Task statement = Copy out every line of the data that has the word "Zuidvelde" somewhere in it.

Data for this task =
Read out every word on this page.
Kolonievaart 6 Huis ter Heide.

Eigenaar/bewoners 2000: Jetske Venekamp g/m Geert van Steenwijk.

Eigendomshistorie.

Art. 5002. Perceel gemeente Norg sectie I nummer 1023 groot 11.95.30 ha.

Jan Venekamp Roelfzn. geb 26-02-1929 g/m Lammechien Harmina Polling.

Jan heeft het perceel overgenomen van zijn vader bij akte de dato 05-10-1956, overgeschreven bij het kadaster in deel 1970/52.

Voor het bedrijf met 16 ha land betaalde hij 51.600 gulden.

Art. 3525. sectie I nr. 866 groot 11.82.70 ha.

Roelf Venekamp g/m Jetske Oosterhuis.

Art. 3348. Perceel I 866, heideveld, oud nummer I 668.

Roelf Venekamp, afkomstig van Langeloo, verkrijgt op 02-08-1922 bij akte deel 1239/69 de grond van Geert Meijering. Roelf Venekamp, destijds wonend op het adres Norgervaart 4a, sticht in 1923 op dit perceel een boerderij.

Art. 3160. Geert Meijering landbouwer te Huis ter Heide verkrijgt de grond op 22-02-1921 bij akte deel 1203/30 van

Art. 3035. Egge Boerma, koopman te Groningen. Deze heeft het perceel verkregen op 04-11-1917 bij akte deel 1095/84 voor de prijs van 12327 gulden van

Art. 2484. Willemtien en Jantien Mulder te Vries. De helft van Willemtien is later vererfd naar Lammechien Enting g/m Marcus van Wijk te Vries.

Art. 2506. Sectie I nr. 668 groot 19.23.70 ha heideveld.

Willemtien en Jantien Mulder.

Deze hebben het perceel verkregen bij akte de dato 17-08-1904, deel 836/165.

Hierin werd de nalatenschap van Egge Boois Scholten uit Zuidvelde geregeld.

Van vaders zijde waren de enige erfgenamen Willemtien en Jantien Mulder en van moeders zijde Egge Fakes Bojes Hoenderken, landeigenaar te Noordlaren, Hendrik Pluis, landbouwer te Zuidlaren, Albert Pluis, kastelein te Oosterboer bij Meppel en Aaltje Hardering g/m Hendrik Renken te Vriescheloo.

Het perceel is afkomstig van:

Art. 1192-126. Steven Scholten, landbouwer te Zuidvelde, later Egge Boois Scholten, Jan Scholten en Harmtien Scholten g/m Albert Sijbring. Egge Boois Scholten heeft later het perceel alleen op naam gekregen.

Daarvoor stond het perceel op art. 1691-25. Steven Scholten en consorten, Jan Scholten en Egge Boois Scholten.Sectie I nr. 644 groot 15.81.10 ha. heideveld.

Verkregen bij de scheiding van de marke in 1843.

Response below =
Hierin werd de nalatenschap van Egge Boois Scholten uit Zuidvelde geregeld.
Art. 1192-126. Steven Scholten, landbouwer te Zuidvelde, later Egge Boois Scholten, Jan Scholten en Harmtien Scholten g/m Albert Sijbring. Egge Boois Scholten heeft later het perceel alleen op naam gekregen.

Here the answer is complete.